ÉNONCÉ: Recopiez intégralement le texte sur le référendum du 10 janvier en Martinique, sans y changer un mot.

TEXTE DU DOCUMENT:
----

Des échos venant des travailleurs et des milieux populaires indiquaient clairement que ces derniers ne se retrouvaient pas dans les explications données par les partisans du 74, qu'il n'y avait rien de bon pour eux.
Pendant ce temps, les tenants du « non », avec d'un côté la droite de l'UMP et des Forces martiniquaises de progrès, mais aussi le Parti progressiste martiniquais fondé par Aimé Césaire, la Fédération socialiste de Martinique ou d'autres mouvements de la gauche traditionnelle, prenaient de l'assurance.
Néanmoins, au soir du 10 janvier, l'importance du vote non a surpris une grande partie de la classe politique, et en tout premier lieu les tenants du oui.
Sur les quatorze communes où les maires avaient fait campagne pour le oui, seules deux, dont celle de Rivière-Pilote fief de A. Marie-Jeanne, se sont prononcées à une courte majorité pour le oui. Dans les douze autres, la population n'a pas suivi et s'est prononcée pour le « non » dans des proportions identiques voire plus importantes que le reste de la Martinique.
De façon générale ces élus, qui avaient fait mine de se réclamer des mobilisations de février 2009 pour présenter à la population leur recette statutaire, ont été bel et bien désavoués.
Lors de la soirée électorale, les leaders du oui, tels le président de la région, Marie-Jeanne, ou celui du département, C. Lise, ont déclaré que « la seule perdante, c'est la Martinique » et aussi que la population avait réagi, cette fois encore, par un « réflexe de peur ».
La droite, de son côté, se frottait les mains.

----

DONNÉES:

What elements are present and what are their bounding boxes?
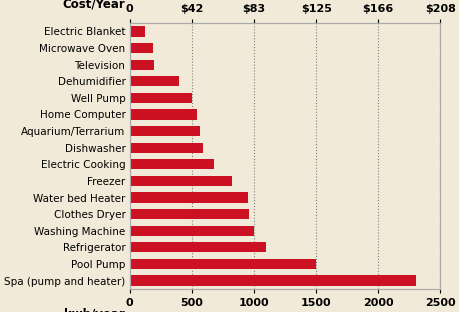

----

RÉPONSE:
Des échos venant des travailleurs et des milieux populaires indiquaient clairement que ces derniers ne se retrouvaient pas dans les explications données par les partisans du 74, qu'il n'y avait rien de bon pour eux.
Pendant ce temps, les tenants du « non », avec d'un côté la droite de l'UMP et des Forces martiniquaises de progrès, mais aussi le Parti progressiste martiniquais fondé par Aimé Césaire, la Fédération socialiste de Martinique ou d'autres mouvements de la gauche traditionnelle, prenaient de l'assurance.
Néanmoins, au soir du 10 janvier, l'importance du vote non a surpris une grande partie de la classe politique, et en tout premier lieu les tenants du oui.
Sur les quatorze communes où les maires avaient fait campagne pour le oui, seules deux, dont celle de Rivière-Pilote fief de A. Marie-Jeanne, se sont prononcées à une courte majorité pour le oui. Dans les douze autres, la population n'a pas suivi et s'est prononcée pour le « non » dans des proportions identiques voire plus importantes que le reste de la Martinique.
De façon générale ces élus, qui avaient fait mine de se réclamer des mobilisations de février 2009 pour présenter à la population leur recette statutaire, ont été bel et bien désavoués.
Lors de la soirée électorale, les leaders du oui, tels le président de la région, Marie-Jeanne, ou celui du département, C. Lise, ont déclaré que « la seule perdante, c'est la Martinique » et aussi que la population avait réagi, cette fois encore, par un « réflexe de peur ».
La droite, de son côté, se frottait les mains.